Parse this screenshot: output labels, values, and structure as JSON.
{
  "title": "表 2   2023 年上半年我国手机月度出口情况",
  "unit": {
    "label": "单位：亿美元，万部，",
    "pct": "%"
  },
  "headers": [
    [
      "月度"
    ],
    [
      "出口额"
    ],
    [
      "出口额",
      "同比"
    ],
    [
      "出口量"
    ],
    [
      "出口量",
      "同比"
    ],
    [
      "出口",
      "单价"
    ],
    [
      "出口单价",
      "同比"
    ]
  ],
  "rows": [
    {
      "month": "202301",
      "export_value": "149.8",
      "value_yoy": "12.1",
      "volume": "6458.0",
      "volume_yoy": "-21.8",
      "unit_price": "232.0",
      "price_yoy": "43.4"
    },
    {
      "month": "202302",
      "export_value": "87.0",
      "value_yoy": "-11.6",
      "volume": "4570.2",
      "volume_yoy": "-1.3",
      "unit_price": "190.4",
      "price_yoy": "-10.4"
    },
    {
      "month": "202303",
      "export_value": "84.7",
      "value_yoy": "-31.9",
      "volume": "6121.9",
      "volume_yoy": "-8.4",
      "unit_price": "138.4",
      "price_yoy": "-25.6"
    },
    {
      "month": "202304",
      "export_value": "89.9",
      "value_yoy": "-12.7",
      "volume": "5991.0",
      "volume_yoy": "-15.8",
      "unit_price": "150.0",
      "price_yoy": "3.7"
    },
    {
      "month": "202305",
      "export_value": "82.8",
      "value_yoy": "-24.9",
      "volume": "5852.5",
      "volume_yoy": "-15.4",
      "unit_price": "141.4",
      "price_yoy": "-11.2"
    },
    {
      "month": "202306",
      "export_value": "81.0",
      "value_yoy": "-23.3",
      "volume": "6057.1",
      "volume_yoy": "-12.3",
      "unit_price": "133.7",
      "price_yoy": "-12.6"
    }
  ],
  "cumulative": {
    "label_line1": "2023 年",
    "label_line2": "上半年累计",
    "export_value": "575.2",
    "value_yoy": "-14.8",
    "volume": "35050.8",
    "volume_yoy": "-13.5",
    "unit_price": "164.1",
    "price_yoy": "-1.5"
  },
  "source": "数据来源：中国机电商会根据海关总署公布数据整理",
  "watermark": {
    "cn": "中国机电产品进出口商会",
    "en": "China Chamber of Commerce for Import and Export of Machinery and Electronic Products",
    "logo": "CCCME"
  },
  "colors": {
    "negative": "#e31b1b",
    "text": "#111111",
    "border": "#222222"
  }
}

- - - -

What is needed here is an exact reproduction of all the entries.

Parse this screenshot: output labels, values, and structure as JSON.
{
  "title": "表 2   2023 年上半年我国手机月度出口情况",
  "unit": {
    "label": "单位：亿美元，万部，",
    "pct": "%"
  },
  "headers": [
    [
      "月度"
    ],
    [
      "出口额"
    ],
    [
      "出口额",
      "同比"
    ],
    [
      "出口量"
    ],
    [
      "出口量",
      "同比"
    ],
    [
      "出口",
      "单价"
    ],
    [
      "出口单价",
      "同比"
    ]
  ],
  "rows": [
    {
      "month": "202301",
      "export_value": "149.8",
      "value_yoy": "12.1",
      "volume": "6458.0",
      "volume_yoy": "-21.8",
      "unit_price": "232.0",
      "price_yoy": "43.4"
    },
    {
      "month": "202302",
      "export_value": "87.0",
      "value_yoy": "-11.6",
      "volume": "4570.2",
      "volume_yoy": "-1.3",
      "unit_price": "190.4",
      "price_yoy": "-10.4"
    },
    {
      "month": "202303",
      "export_value": "84.7",
      "value_yoy": "-31.9",
      "volume": "6121.9",
      "volume_yoy": "-8.4",
      "unit_price": "138.4",
      "price_yoy": "-25.6"
    },
    {
      "month": "202304",
      "export_value": "89.9",
      "value_yoy": "-12.7",
      "volume": "5991.0",
      "volume_yoy": "-15.8",
      "unit_price": "150.0",
      "price_yoy": "3.7"
    },
    {
      "month": "202305",
      "export_value": "82.8",
      "value_yoy": "-24.9",
      "volume": "5852.5",
      "volume_yoy": "-15.4",
      "unit_price": "141.4",
      "price_yoy": "-11.2"
    },
    {
      "month": "202306",
      "export_value": "81.0",
      "value_yoy": "-23.3",
      "volume": "6057.1",
      "volume_yoy": "-12.3",
      "unit_price": "133.7",
      "price_yoy": "-12.6"
    }
  ],
  "cumulative": {
    "label_line1": "2023 年",
    "label_line2": "上半年累计",
    "export_value": "575.2",
    "value_yoy": "-14.8",
    "volume": "35050.8",
    "volume_yoy": "-13.5",
    "unit_price": "164.1",
    "price_yoy": "-1.5"
  },
  "source": "数据来源：中国机电商会根据海关总署公布数据整理",
  "watermark": {
    "cn": "中国机电产品进出口商会",
    "en": "China Chamber of Commerce for Import and Export of Machinery and Electronic Products",
    "logo": "CCCME"
  },
  "colors": {
    "negative": "#e31b1b",
    "text": "#111111",
    "border": "#222222"
  }
}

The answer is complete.